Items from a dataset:
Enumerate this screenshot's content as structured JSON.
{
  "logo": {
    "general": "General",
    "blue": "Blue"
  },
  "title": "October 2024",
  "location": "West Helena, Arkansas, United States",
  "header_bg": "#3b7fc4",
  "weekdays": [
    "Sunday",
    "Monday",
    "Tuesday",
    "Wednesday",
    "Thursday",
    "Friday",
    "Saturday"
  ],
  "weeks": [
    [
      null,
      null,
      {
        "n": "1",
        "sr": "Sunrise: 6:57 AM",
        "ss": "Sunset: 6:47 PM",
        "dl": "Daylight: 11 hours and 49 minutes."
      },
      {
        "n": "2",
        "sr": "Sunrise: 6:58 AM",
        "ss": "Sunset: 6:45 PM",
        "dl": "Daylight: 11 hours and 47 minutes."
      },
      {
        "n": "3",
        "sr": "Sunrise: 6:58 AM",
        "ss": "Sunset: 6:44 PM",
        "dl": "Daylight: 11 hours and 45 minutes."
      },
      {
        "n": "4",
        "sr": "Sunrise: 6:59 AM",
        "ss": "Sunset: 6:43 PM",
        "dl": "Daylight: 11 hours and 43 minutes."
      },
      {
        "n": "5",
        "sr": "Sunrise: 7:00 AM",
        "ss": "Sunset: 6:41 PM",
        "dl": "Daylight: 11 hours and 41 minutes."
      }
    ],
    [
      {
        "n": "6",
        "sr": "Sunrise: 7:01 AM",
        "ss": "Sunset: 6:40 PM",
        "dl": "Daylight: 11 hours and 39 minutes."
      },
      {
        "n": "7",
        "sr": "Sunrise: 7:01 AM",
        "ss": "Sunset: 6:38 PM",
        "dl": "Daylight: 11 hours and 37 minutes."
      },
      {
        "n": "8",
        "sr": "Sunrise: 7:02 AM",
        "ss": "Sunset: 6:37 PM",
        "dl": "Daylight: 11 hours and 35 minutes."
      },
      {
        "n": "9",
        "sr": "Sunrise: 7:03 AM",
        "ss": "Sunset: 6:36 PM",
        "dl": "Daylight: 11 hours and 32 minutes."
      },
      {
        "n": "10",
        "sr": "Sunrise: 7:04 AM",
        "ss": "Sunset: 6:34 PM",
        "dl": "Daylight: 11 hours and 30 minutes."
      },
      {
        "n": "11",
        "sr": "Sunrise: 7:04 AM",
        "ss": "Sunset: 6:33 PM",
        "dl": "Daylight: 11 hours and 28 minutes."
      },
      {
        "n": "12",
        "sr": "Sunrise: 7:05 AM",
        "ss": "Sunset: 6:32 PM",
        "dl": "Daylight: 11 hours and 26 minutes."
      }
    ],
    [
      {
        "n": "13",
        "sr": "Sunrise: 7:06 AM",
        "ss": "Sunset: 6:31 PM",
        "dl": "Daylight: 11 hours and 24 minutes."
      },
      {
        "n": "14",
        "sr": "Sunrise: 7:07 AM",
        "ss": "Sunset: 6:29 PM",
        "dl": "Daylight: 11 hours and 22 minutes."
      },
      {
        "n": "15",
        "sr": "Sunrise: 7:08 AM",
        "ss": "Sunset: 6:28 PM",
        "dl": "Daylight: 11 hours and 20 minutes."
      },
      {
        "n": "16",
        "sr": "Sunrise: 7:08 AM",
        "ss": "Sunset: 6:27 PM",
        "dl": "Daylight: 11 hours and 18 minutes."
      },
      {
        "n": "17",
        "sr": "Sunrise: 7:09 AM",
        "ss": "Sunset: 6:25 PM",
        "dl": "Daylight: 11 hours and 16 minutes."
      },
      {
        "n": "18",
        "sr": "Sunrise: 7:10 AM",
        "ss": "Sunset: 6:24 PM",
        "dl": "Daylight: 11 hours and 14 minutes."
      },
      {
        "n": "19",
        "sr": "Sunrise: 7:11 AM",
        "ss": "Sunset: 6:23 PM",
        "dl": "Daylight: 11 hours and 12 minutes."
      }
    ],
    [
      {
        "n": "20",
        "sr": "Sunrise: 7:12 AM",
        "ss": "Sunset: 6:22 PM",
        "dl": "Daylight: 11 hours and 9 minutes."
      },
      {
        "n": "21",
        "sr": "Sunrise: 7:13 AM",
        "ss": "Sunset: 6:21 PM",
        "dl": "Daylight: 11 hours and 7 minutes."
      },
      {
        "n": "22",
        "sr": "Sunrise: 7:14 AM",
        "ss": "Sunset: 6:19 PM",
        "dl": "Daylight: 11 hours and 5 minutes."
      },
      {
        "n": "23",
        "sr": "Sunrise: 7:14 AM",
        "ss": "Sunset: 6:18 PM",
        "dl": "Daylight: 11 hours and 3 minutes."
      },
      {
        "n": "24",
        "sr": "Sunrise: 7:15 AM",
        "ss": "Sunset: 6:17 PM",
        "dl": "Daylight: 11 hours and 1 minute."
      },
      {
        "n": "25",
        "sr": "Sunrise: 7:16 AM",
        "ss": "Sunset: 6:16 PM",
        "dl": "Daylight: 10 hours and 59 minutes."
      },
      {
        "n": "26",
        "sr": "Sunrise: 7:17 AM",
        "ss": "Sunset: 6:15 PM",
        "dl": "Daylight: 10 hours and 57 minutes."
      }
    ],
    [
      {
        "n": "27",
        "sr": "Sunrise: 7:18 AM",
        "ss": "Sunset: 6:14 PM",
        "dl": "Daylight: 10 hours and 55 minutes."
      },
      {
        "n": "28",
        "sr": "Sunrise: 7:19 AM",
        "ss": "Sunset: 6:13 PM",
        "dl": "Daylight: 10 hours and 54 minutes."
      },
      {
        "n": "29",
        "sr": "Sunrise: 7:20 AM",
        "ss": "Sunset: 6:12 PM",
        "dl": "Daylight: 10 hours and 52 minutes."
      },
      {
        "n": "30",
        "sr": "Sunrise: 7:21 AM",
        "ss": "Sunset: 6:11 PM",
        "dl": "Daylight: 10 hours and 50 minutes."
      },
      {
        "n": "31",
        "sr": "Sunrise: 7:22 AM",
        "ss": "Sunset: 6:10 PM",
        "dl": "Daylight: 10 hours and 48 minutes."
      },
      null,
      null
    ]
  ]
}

PROBLEM TO SOLVE: Give the data again, exactly as it stands.

ANSWER TO THE TASK:
Enumerate this screenshot's content as structured JSON.
{
  "logo": {
    "general": "General",
    "blue": "Blue"
  },
  "title": "October 2024",
  "location": "West Helena, Arkansas, United States",
  "header_bg": "#3b7fc4",
  "weekdays": [
    "Sunday",
    "Monday",
    "Tuesday",
    "Wednesday",
    "Thursday",
    "Friday",
    "Saturday"
  ],
  "weeks": [
    [
      null,
      null,
      {
        "n": "1",
        "sr": "Sunrise: 6:57 AM",
        "ss": "Sunset: 6:47 PM",
        "dl": "Daylight: 11 hours and 49 minutes."
      },
      {
        "n": "2",
        "sr": "Sunrise: 6:58 AM",
        "ss": "Sunset: 6:45 PM",
        "dl": "Daylight: 11 hours and 47 minutes."
      },
      {
        "n": "3",
        "sr": "Sunrise: 6:58 AM",
        "ss": "Sunset: 6:44 PM",
        "dl": "Daylight: 11 hours and 45 minutes."
      },
      {
        "n": "4",
        "sr": "Sunrise: 6:59 AM",
        "ss": "Sunset: 6:43 PM",
        "dl": "Daylight: 11 hours and 43 minutes."
      },
      {
        "n": "5",
        "sr": "Sunrise: 7:00 AM",
        "ss": "Sunset: 6:41 PM",
        "dl": "Daylight: 11 hours and 41 minutes."
      }
    ],
    [
      {
        "n": "6",
        "sr": "Sunrise: 7:01 AM",
        "ss": "Sunset: 6:40 PM",
        "dl": "Daylight: 11 hours and 39 minutes."
      },
      {
        "n": "7",
        "sr": "Sunrise: 7:01 AM",
        "ss": "Sunset: 6:38 PM",
        "dl": "Daylight: 11 hours and 37 minutes."
      },
      {
        "n": "8",
        "sr": "Sunrise: 7:02 AM",
        "ss": "Sunset: 6:37 PM",
        "dl": "Daylight: 11 hours and 35 minutes."
      },
      {
        "n": "9",
        "sr": "Sunrise: 7:03 AM",
        "ss": "Sunset: 6:36 PM",
        "dl": "Daylight: 11 hours and 32 minutes."
      },
      {
        "n": "10",
        "sr": "Sunrise: 7:04 AM",
        "ss": "Sunset: 6:34 PM",
        "dl": "Daylight: 11 hours and 30 minutes."
      },
      {
        "n": "11",
        "sr": "Sunrise: 7:04 AM",
        "ss": "Sunset: 6:33 PM",
        "dl": "Daylight: 11 hours and 28 minutes."
      },
      {
        "n": "12",
        "sr": "Sunrise: 7:05 AM",
        "ss": "Sunset: 6:32 PM",
        "dl": "Daylight: 11 hours and 26 minutes."
      }
    ],
    [
      {
        "n": "13",
        "sr": "Sunrise: 7:06 AM",
        "ss": "Sunset: 6:31 PM",
        "dl": "Daylight: 11 hours and 24 minutes."
      },
      {
        "n": "14",
        "sr": "Sunrise: 7:07 AM",
        "ss": "Sunset: 6:29 PM",
        "dl": "Daylight: 11 hours and 22 minutes."
      },
      {
        "n": "15",
        "sr": "Sunrise: 7:08 AM",
        "ss": "Sunset: 6:28 PM",
        "dl": "Daylight: 11 hours and 20 minutes."
      },
      {
        "n": "16",
        "sr": "Sunrise: 7:08 AM",
        "ss": "Sunset: 6:27 PM",
        "dl": "Daylight: 11 hours and 18 minutes."
      },
      {
        "n": "17",
        "sr": "Sunrise: 7:09 AM",
        "ss": "Sunset: 6:25 PM",
        "dl": "Daylight: 11 hours and 16 minutes."
      },
      {
        "n": "18",
        "sr": "Sunrise: 7:10 AM",
        "ss": "Sunset: 6:24 PM",
        "dl": "Daylight: 11 hours and 14 minutes."
      },
      {
        "n": "19",
        "sr": "Sunrise: 7:11 AM",
        "ss": "Sunset: 6:23 PM",
        "dl": "Daylight: 11 hours and 12 minutes."
      }
    ],
    [
      {
        "n": "20",
        "sr": "Sunrise: 7:12 AM",
        "ss": "Sunset: 6:22 PM",
        "dl": "Daylight: 11 hours and 9 minutes."
      },
      {
        "n": "21",
        "sr": "Sunrise: 7:13 AM",
        "ss": "Sunset: 6:21 PM",
        "dl": "Daylight: 11 hours and 7 minutes."
      },
      {
        "n": "22",
        "sr": "Sunrise: 7:14 AM",
        "ss": "Sunset: 6:19 PM",
        "dl": "Daylight: 11 hours and 5 minutes."
      },
      {
        "n": "23",
        "sr": "Sunrise: 7:14 AM",
        "ss": "Sunset: 6:18 PM",
        "dl": "Daylight: 11 hours and 3 minutes."
      },
      {
        "n": "24",
        "sr": "Sunrise: 7:15 AM",
        "ss": "Sunset: 6:17 PM",
        "dl": "Daylight: 11 hours and 1 minute."
      },
      {
        "n": "25",
        "sr": "Sunrise: 7:16 AM",
        "ss": "Sunset: 6:16 PM",
        "dl": "Daylight: 10 hours and 59 minutes."
      },
      {
        "n": "26",
        "sr": "Sunrise: 7:17 AM",
        "ss": "Sunset: 6:15 PM",
        "dl": "Daylight: 10 hours and 57 minutes."
      }
    ],
    [
      {
        "n": "27",
        "sr": "Sunrise: 7:18 AM",
        "ss": "Sunset: 6:14 PM",
        "dl": "Daylight: 10 hours and 55 minutes."
      },
      {
        "n": "28",
        "sr": "Sunrise: 7:19 AM",
        "ss": "Sunset: 6:13 PM",
        "dl": "Daylight: 10 hours and 54 minutes."
      },
      {
        "n": "29",
        "sr": "Sunrise: 7:20 AM",
        "ss": "Sunset: 6:12 PM",
        "dl": "Daylight: 10 hours and 52 minutes."
      },
      {
        "n": "30",
        "sr": "Sunrise: 7:21 AM",
        "ss": "Sunset: 6:11 PM",
        "dl": "Daylight: 10 hours and 50 minutes."
      },
      {
        "n": "31",
        "sr": "Sunrise: 7:22 AM",
        "ss": "Sunset: 6:10 PM",
        "dl": "Daylight: 10 hours and 48 minutes."
      },
      null,
      null
    ]
  ]
}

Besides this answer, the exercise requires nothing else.